BEGIN

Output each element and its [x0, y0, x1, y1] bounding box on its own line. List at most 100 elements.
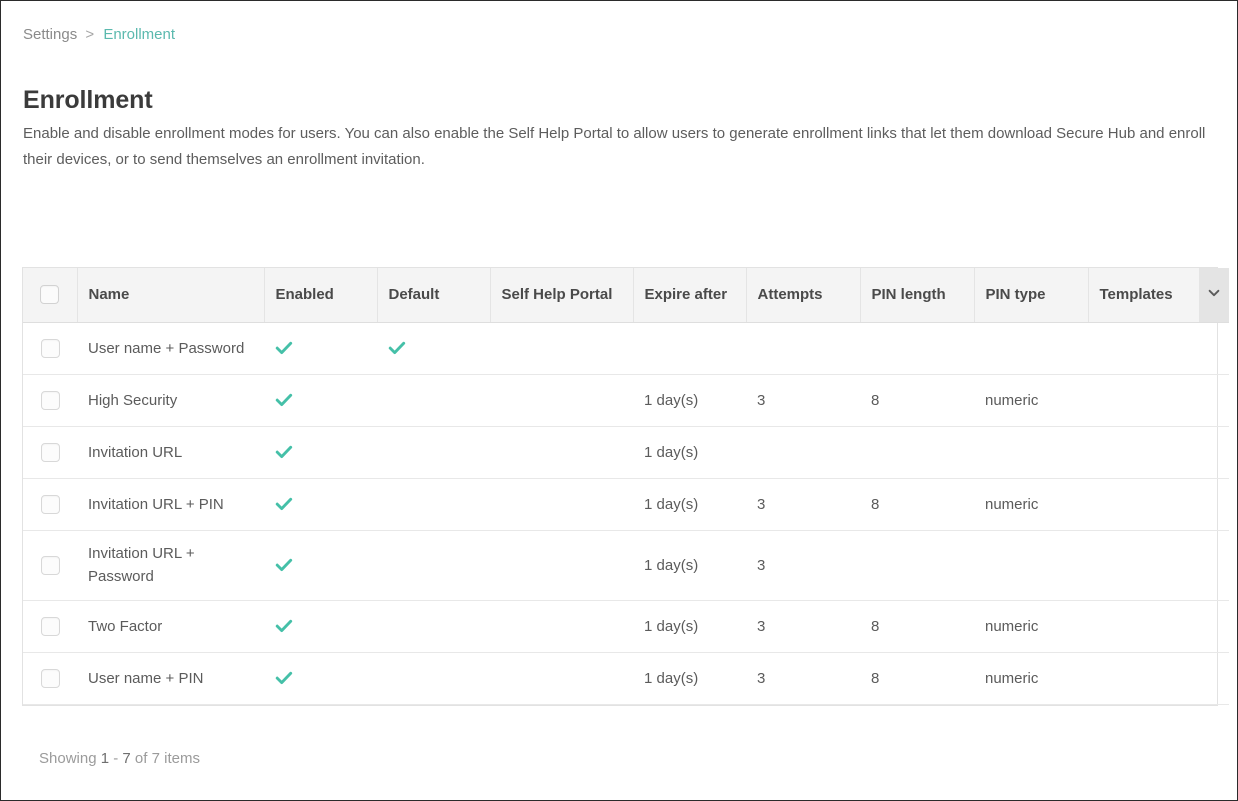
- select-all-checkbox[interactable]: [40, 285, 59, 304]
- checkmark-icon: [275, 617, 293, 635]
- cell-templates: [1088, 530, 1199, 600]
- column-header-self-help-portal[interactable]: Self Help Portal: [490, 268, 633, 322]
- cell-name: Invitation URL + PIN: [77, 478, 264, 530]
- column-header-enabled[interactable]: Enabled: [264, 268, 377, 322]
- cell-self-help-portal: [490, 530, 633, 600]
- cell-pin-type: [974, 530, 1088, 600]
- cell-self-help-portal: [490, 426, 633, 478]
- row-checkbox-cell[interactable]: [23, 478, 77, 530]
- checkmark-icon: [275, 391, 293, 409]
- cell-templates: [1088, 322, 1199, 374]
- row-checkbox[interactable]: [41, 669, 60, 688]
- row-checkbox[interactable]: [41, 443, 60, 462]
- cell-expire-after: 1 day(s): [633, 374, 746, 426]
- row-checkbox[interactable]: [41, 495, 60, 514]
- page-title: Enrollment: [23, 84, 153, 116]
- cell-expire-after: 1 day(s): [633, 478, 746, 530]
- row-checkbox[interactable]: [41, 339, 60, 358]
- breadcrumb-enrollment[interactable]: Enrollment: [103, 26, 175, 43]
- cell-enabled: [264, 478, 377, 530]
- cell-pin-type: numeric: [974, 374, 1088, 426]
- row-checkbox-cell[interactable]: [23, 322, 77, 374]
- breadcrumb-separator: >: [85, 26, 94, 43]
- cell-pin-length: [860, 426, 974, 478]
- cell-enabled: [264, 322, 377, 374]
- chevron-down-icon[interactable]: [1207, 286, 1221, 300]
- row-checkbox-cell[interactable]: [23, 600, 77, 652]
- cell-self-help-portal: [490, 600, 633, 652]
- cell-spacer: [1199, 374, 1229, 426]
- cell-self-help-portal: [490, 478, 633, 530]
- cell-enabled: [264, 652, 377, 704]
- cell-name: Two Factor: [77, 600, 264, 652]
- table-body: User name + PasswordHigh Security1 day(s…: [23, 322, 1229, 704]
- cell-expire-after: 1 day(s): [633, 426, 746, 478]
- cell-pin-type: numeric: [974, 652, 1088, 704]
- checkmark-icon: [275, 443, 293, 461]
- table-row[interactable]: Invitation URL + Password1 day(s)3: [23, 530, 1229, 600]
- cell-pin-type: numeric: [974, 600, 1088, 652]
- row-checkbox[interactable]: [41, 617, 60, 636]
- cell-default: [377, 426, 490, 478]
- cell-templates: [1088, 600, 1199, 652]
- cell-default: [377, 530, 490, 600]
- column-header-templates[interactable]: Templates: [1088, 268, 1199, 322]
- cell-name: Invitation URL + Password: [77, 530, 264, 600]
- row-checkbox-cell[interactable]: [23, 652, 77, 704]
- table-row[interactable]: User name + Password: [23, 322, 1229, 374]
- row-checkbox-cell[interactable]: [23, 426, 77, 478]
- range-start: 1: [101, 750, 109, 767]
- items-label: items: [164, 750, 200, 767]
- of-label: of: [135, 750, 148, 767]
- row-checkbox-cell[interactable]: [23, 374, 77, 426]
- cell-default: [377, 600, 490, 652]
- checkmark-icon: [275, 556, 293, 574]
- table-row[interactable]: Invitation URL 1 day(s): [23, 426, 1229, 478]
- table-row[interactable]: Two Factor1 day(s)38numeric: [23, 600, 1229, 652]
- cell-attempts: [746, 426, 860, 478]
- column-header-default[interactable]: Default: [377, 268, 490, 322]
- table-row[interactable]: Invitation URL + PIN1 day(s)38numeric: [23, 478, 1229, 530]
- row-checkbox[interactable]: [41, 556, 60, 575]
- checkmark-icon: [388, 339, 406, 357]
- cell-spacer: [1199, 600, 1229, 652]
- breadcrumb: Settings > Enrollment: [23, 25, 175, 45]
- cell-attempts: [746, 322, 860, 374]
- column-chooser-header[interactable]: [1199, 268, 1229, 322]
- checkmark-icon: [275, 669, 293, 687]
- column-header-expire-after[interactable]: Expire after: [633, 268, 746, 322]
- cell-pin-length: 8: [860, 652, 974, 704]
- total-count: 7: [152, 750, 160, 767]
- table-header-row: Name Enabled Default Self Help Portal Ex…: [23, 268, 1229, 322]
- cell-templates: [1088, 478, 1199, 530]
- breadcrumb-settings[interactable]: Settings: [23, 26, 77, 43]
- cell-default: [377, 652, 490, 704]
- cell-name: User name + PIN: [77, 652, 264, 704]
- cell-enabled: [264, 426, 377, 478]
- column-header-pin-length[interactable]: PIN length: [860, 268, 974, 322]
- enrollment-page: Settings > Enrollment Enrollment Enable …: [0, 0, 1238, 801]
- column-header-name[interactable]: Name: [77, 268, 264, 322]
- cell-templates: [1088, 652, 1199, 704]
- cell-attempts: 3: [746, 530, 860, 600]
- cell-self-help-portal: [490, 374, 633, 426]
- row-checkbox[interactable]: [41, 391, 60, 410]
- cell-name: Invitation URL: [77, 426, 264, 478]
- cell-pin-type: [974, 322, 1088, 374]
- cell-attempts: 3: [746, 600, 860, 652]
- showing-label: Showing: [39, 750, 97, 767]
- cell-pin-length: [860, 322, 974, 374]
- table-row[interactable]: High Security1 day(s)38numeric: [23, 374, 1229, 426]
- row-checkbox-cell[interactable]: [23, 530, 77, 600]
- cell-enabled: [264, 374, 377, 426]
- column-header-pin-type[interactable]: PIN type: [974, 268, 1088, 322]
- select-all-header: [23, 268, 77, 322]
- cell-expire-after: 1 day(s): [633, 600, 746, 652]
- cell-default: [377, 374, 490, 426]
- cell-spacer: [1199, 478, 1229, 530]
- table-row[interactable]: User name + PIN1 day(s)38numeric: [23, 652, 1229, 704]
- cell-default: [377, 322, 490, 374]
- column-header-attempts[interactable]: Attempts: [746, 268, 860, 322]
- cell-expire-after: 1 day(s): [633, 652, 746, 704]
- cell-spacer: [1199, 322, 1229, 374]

END

_GOAL_.
Quote the lines of the records starting at the line containing "- select-all-checkbox[interactable]: [40, 285, 59, 304]" and ending at the line containing "- cell-name: Invitation URL + PIN: [77, 478, 264, 530]", both included.

_RESPONSE_.
- select-all-checkbox[interactable]: [40, 285, 59, 304]
- checkmark-icon: [275, 617, 293, 635]
- cell-templates: [1088, 530, 1199, 600]
- column-header-self-help-portal[interactable]: Self Help Portal: [490, 268, 633, 322]
- cell-name: Invitation URL + PIN: [77, 478, 264, 530]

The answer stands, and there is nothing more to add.